--- start ---

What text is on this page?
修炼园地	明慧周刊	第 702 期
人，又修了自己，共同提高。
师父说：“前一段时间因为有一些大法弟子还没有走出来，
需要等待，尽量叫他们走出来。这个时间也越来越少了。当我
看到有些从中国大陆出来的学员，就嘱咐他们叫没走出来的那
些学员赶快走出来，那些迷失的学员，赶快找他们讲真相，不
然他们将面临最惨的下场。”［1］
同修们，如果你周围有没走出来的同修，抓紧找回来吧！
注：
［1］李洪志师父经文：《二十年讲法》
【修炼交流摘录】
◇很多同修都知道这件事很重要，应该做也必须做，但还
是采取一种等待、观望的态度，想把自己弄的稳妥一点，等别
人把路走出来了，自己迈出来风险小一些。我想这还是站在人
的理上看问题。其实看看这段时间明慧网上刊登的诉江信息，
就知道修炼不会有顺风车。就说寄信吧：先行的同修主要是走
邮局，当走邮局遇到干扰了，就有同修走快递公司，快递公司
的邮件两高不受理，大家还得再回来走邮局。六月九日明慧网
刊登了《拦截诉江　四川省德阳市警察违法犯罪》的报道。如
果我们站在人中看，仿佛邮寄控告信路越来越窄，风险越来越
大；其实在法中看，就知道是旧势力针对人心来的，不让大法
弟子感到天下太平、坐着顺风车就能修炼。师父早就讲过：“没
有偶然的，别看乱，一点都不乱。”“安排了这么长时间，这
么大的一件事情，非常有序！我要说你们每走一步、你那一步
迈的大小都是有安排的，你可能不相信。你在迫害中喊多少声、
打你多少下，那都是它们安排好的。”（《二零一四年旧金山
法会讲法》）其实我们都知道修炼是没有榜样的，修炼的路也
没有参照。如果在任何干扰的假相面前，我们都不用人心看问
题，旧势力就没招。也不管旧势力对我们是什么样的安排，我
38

--- end ---

:: What you need to do ::
Write every entry out again exactly.

:: Task result ::
What text is on this page?
修炼园地	明慧周刊	第 702 期
人，又修了自己，共同提高。
师父说：“前一段时间因为有一些大法弟子还没有走出来，
需要等待，尽量叫他们走出来。这个时间也越来越少了。当我
看到有些从中国大陆出来的学员，就嘱咐他们叫没走出来的那
些学员赶快走出来，那些迷失的学员，赶快找他们讲真相，不
然他们将面临最惨的下场。”［1］
同修们，如果你周围有没走出来的同修，抓紧找回来吧！
注：
［1］李洪志师父经文：《二十年讲法》
【修炼交流摘录】
◇很多同修都知道这件事很重要，应该做也必须做，但还
是采取一种等待、观望的态度，想把自己弄的稳妥一点，等别
人把路走出来了，自己迈出来风险小一些。我想这还是站在人
的理上看问题。其实看看这段时间明慧网上刊登的诉江信息，
就知道修炼不会有顺风车。就说寄信吧：先行的同修主要是走
邮局，当走邮局遇到干扰了，就有同修走快递公司，快递公司
的邮件两高不受理，大家还得再回来走邮局。六月九日明慧网
刊登了《拦截诉江　四川省德阳市警察违法犯罪》的报道。如
果我们站在人中看，仿佛邮寄控告信路越来越窄，风险越来越
大；其实在法中看，就知道是旧势力针对人心来的，不让大法
弟子感到天下太平、坐着顺风车就能修炼。师父早就讲过：“没
有偶然的，别看乱，一点都不乱。”“安排了这么长时间，这
么大的一件事情，非常有序！我要说你们每走一步、你那一步
迈的大小都是有安排的，你可能不相信。你在迫害中喊多少声、
打你多少下，那都是它们安排好的。”（《二零一四年旧金山
法会讲法》）其实我们都知道修炼是没有榜样的，修炼的路也
没有参照。如果在任何干扰的假相面前，我们都不用人心看问
题，旧势力就没招。也不管旧势力对我们是什么样的安排，我
38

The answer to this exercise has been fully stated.